_Given exercise:_ Find all lines in the listing that include the word "coberta", then copy them.

_Input records:_
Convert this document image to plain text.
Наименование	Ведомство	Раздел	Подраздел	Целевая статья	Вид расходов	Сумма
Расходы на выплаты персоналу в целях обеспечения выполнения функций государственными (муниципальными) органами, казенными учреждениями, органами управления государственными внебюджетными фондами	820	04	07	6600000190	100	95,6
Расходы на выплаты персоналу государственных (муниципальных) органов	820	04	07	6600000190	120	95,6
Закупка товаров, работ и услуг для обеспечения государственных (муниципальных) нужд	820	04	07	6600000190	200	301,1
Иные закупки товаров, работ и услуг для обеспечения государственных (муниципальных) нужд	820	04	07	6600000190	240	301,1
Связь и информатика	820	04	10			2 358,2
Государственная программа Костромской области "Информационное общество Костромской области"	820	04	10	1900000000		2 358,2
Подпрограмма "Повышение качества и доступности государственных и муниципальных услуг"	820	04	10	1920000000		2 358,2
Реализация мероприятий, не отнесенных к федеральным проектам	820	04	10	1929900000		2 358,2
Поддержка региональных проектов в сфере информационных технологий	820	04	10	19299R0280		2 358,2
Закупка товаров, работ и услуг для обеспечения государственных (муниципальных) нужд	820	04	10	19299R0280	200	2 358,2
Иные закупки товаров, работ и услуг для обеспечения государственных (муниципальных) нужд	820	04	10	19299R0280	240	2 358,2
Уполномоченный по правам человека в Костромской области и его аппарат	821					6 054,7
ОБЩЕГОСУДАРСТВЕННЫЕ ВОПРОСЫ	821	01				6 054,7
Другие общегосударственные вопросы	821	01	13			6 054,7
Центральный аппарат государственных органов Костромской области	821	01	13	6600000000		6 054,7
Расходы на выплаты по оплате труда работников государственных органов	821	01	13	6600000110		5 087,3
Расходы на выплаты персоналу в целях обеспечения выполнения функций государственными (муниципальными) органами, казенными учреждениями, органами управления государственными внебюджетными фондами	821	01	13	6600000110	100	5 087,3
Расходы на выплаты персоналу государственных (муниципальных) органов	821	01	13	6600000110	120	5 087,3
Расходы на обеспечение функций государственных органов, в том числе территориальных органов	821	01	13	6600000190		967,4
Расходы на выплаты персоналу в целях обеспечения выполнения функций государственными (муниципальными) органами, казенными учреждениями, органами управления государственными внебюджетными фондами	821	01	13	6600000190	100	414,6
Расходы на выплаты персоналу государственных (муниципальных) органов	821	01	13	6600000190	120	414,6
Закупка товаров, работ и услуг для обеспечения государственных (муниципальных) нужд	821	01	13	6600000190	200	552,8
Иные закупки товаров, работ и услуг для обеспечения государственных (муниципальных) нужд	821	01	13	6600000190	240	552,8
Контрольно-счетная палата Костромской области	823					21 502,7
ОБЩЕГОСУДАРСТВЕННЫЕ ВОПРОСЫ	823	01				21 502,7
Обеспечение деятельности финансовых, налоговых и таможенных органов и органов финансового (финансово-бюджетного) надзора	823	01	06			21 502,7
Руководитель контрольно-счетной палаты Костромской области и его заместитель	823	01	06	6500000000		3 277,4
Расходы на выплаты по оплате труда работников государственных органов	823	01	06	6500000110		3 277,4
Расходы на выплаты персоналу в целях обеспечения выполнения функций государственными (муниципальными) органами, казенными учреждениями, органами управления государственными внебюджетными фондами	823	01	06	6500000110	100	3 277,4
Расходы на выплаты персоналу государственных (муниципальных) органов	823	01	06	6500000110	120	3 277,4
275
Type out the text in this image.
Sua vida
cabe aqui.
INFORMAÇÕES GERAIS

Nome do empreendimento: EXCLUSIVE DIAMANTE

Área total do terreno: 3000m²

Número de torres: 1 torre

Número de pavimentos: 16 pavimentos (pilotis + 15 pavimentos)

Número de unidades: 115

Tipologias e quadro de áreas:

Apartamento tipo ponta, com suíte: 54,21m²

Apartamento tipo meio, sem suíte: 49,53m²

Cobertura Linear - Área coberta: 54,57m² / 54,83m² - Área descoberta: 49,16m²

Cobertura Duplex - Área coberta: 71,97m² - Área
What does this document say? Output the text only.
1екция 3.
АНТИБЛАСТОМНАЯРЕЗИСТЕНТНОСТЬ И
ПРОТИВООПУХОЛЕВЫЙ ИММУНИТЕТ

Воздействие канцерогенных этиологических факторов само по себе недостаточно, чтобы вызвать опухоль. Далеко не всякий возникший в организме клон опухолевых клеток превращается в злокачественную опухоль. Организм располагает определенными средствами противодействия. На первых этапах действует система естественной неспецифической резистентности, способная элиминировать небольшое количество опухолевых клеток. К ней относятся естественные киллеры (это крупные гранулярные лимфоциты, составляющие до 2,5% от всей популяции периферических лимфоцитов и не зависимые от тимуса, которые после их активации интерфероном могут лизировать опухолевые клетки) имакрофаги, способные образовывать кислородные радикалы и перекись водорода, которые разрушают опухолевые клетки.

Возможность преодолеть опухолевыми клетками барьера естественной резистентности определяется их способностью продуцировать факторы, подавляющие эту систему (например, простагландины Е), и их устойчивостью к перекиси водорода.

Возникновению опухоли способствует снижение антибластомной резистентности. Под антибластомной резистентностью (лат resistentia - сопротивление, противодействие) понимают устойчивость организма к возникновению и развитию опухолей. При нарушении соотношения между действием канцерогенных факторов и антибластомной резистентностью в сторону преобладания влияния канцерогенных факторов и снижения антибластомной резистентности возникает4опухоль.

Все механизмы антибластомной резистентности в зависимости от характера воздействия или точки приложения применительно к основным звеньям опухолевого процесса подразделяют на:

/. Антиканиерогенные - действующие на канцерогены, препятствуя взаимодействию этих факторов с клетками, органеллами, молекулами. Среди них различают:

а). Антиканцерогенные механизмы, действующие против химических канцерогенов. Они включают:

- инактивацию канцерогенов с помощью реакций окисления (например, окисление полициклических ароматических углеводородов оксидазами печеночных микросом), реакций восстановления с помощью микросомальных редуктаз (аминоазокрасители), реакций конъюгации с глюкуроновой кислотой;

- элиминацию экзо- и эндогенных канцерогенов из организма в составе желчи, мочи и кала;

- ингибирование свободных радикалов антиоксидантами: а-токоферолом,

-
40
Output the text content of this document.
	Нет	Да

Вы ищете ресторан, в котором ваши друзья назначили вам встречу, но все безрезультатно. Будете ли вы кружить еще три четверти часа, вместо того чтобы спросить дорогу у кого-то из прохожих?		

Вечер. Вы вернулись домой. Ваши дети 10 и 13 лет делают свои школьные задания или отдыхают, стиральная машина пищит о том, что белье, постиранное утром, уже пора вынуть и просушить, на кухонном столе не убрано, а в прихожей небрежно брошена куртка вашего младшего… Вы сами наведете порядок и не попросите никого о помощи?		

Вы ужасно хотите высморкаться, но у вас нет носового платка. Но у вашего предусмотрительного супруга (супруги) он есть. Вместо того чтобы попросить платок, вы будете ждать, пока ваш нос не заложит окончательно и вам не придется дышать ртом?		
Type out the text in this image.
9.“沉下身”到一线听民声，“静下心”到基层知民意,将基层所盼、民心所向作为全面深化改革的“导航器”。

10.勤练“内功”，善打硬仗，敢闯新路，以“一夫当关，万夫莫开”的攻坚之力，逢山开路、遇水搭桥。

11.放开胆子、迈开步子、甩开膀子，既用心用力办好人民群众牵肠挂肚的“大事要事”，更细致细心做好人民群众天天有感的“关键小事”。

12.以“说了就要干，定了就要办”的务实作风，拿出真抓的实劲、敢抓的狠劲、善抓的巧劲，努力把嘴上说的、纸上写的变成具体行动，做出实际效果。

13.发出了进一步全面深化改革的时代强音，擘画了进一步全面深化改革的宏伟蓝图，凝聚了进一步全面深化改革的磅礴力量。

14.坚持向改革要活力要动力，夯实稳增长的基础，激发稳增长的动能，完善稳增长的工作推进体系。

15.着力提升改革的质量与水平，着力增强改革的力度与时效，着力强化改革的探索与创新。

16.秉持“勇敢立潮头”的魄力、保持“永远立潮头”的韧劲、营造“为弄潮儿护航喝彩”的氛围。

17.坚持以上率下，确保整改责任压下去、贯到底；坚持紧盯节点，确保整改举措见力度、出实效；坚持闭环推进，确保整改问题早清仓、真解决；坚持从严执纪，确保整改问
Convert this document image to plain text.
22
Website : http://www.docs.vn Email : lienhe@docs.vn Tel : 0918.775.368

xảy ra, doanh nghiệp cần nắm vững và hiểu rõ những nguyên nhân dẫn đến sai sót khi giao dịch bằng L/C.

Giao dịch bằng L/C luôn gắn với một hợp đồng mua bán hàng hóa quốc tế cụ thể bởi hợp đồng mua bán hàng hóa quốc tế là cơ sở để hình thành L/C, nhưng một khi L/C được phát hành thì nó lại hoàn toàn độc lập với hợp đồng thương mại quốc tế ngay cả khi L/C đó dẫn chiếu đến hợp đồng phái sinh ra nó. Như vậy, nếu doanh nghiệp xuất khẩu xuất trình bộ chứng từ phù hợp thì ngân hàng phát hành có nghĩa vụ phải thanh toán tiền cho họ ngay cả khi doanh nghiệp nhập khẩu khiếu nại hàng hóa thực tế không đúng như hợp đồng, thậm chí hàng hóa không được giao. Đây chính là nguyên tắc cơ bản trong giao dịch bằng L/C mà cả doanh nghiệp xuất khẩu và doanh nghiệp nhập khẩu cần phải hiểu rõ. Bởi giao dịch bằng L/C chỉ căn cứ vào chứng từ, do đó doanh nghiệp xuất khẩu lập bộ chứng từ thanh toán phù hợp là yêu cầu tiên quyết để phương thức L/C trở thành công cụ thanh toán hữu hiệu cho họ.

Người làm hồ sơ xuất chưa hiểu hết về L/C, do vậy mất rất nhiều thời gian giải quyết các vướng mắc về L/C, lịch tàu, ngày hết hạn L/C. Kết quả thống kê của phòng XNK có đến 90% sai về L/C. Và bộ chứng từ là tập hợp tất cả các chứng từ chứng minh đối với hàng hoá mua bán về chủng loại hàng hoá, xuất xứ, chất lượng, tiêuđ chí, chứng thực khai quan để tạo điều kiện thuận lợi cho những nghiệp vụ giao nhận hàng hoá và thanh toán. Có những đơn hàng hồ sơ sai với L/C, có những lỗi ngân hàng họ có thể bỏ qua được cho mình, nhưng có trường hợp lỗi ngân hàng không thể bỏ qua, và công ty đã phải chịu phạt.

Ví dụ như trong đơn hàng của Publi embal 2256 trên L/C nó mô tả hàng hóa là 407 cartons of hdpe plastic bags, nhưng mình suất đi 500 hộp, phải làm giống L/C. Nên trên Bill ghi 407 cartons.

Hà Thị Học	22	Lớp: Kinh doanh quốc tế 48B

_Full answer:_
Cobertura Linear - Área coberta: 54,57m² / 54,83m² - Área descoberta: 49,16m²
Cobertura Duplex - Área coberta: 71,97m² - Área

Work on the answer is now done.